** Start DATA FOR THIS EXERCISE **

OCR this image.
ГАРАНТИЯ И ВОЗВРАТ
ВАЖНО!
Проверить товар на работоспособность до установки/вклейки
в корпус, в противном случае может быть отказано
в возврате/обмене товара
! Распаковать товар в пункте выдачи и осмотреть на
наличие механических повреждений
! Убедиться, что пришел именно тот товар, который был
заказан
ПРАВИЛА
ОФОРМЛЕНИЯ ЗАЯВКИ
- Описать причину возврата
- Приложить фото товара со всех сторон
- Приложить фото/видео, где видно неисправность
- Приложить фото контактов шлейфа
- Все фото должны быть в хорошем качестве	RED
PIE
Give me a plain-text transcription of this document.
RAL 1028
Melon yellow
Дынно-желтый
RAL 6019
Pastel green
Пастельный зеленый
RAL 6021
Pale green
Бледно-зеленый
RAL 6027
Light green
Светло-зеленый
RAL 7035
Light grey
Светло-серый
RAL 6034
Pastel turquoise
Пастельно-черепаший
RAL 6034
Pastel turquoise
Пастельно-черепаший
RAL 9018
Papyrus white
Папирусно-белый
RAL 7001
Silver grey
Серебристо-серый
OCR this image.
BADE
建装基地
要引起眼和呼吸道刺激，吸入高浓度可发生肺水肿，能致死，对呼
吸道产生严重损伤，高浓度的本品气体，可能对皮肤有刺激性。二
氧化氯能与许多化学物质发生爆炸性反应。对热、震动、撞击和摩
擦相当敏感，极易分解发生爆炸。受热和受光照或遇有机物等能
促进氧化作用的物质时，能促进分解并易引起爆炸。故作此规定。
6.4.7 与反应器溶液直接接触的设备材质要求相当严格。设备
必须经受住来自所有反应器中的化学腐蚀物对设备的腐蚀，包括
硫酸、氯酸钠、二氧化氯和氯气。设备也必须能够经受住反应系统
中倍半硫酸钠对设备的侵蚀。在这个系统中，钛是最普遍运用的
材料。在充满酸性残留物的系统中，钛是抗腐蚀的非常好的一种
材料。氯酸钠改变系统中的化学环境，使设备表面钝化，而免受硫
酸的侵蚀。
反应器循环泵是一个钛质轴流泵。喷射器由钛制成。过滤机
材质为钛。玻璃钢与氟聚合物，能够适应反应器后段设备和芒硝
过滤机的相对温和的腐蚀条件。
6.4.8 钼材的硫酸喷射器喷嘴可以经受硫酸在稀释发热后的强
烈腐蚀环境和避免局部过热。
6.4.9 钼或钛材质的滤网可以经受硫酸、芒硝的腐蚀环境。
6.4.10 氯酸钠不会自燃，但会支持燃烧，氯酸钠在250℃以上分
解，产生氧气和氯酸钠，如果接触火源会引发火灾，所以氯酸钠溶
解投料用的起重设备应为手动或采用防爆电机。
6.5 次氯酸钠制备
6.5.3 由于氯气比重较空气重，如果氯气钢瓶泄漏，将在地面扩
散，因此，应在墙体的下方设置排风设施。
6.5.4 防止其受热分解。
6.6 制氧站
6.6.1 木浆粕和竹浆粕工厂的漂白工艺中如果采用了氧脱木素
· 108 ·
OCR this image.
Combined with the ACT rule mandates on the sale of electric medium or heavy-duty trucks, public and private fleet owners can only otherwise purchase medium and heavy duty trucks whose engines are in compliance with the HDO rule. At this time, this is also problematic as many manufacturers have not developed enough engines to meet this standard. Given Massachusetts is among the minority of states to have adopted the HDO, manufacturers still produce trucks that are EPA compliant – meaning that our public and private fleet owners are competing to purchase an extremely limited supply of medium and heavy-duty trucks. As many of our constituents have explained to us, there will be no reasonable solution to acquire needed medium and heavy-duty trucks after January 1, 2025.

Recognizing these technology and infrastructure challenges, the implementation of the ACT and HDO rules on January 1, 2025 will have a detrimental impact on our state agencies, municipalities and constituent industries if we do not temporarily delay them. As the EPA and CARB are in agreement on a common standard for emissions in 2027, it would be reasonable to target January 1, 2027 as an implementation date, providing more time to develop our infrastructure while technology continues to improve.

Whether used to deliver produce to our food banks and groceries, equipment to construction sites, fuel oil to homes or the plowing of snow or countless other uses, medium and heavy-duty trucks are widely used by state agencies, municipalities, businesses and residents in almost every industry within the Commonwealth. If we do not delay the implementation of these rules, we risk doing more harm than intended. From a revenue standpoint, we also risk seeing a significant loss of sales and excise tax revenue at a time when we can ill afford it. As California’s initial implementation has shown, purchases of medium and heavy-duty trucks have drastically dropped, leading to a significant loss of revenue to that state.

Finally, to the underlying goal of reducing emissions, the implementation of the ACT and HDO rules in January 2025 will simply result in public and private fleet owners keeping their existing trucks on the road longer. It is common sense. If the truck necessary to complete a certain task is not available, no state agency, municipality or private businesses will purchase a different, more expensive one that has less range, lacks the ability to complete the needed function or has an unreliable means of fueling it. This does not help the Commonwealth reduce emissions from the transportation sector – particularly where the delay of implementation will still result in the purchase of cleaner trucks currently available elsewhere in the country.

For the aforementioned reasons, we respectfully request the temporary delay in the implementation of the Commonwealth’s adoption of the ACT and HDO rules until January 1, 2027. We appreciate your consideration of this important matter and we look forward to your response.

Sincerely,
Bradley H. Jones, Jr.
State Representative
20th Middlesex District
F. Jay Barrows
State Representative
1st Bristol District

** End DATA FOR THIS EXERCISE **

YOUR INSTRUCTIONS:
Each record above must be given again exactly.

PROBLEM SOLUTION:
OCR this image.
ГАРАНТИЯ И ВОЗВРАТ
ВАЖНО!
Проверить товар на работоспособность до установки/вклейки
в корпус, в противном случае может быть отказано
в возврате/обмене товара
! Распаковать товар в пункте выдачи и осмотреть на
наличие механических повреждений
! Убедиться, что пришел именно тот товар, который был
заказан
ПРАВИЛА
ОФОРМЛЕНИЯ ЗАЯВКИ
- Описать причину возврата
- Приложить фото товара со всех сторон
- Приложить фото/видео, где видно неисправность
- Приложить фото контактов шлейфа
- Все фото должны быть в хорошем качестве	RED
PIE
Give me a plain-text transcription of this document.
RAL 1028
Melon yellow
Дынно-желтый
RAL 6019
Pastel green
Пастельный зеленый
RAL 6021
Pale green
Бледно-зеленый
RAL 6027
Light green
Светло-зеленый
RAL 7035
Light grey
Светло-серый
RAL 6034
Pastel turquoise
Пастельно-черепаший
RAL 6034
Pastel turquoise
Пастельно-черепаший
RAL 9018
Papyrus white
Папирусно-белый
RAL 7001
Silver grey
Серебристо-серый
OCR this image.
BADE
建装基地
要引起眼和呼吸道刺激，吸入高浓度可发生肺水肿，能致死，对呼
吸道产生严重损伤，高浓度的本品气体，可能对皮肤有刺激性。二
氧化氯能与许多化学物质发生爆炸性反应。对热、震动、撞击和摩
擦相当敏感，极易分解发生爆炸。受热和受光照或遇有机物等能
促进氧化作用的物质时，能促进分解并易引起爆炸。故作此规定。
6.4.7 与反应器溶液直接接触的设备材质要求相当严格。设备
必须经受住来自所有反应器中的化学腐蚀物对设备的腐蚀，包括
硫酸、氯酸钠、二氧化氯和氯气。设备也必须能够经受住反应系统
中倍半硫酸钠对设备的侵蚀。在这个系统中，钛是最普遍运用的
材料。在充满酸性残留物的系统中，钛是抗腐蚀的非常好的一种
材料。氯酸钠改变系统中的化学环境，使设备表面钝化，而免受硫
酸的侵蚀。
反应器循环泵是一个钛质轴流泵。喷射器由钛制成。过滤机
材质为钛。玻璃钢与氟聚合物，能够适应反应器后段设备和芒硝
过滤机的相对温和的腐蚀条件。
6.4.8 钼材的硫酸喷射器喷嘴可以经受硫酸在稀释发热后的强
烈腐蚀环境和避免局部过热。
6.4.9 钼或钛材质的滤网可以经受硫酸、芒硝的腐蚀环境。
6.4.10 氯酸钠不会自燃，但会支持燃烧，氯酸钠在250℃以上分
解，产生氧气和氯酸钠，如果接触火源会引发火灾，所以氯酸钠溶
解投料用的起重设备应为手动或采用防爆电机。
6.5 次氯酸钠制备
6.5.3 由于氯气比重较空气重，如果氯气钢瓶泄漏，将在地面扩
散，因此，应在墙体的下方设置排风设施。
6.5.4 防止其受热分解。
6.6 制氧站
6.6.1 木浆粕和竹浆粕工厂的漂白工艺中如果采用了氧脱木素
· 108 ·
OCR this image.
Combined with the ACT rule mandates on the sale of electric medium or heavy-duty trucks, public and private fleet owners can only otherwise purchase medium and heavy duty trucks whose engines are in compliance with the HDO rule. At this time, this is also problematic as many manufacturers have not developed enough engines to meet this standard. Given Massachusetts is among the minority of states to have adopted the HDO, manufacturers still produce trucks that are EPA compliant – meaning that our public and private fleet owners are competing to purchase an extremely limited supply of medium and heavy-duty trucks. As many of our constituents have explained to us, there will be no reasonable solution to acquire needed medium and heavy-duty trucks after January 1, 2025.

Recognizing these technology and infrastructure challenges, the implementation of the ACT and HDO rules on January 1, 2025 will have a detrimental impact on our state agencies, municipalities and constituent industries if we do not temporarily delay them. As the EPA and CARB are in agreement on a common standard for emissions in 2027, it would be reasonable to target January 1, 2027 as an implementation date, providing more time to develop our infrastructure while technology continues to improve.

Whether used to deliver produce to our food banks and groceries, equipment to construction sites, fuel oil to homes or the plowing of snow or countless other uses, medium and heavy-duty trucks are widely used by state agencies, municipalities, businesses and residents in almost every industry within the Commonwealth. If we do not delay the implementation of these rules, we risk doing more harm than intended. From a revenue standpoint, we also risk seeing a significant loss of sales and excise tax revenue at a time when we can ill afford it. As California’s initial implementation has shown, purchases of medium and heavy-duty trucks have drastically dropped, leading to a significant loss of revenue to that state.

Finally, to the underlying goal of reducing emissions, the implementation of the ACT and HDO rules in January 2025 will simply result in public and private fleet owners keeping their existing trucks on the road longer. It is common sense. If the truck necessary to complete a certain task is not available, no state agency, municipality or private businesses will purchase a different, more expensive one that has less range, lacks the ability to complete the needed function or has an unreliable means of fueling it. This does not help the Commonwealth reduce emissions from the transportation sector – particularly where the delay of implementation will still result in the purchase of cleaner trucks currently available elsewhere in the country.

For the aforementioned reasons, we respectfully request the temporary delay in the implementation of the Commonwealth’s adoption of the ACT and HDO rules until January 1, 2027. We appreciate your consideration of this important matter and we look forward to your response.

Sincerely,
Bradley H. Jones, Jr.
State Representative
20th Middlesex District
F. Jay Barrows
State Representative
1st Bristol District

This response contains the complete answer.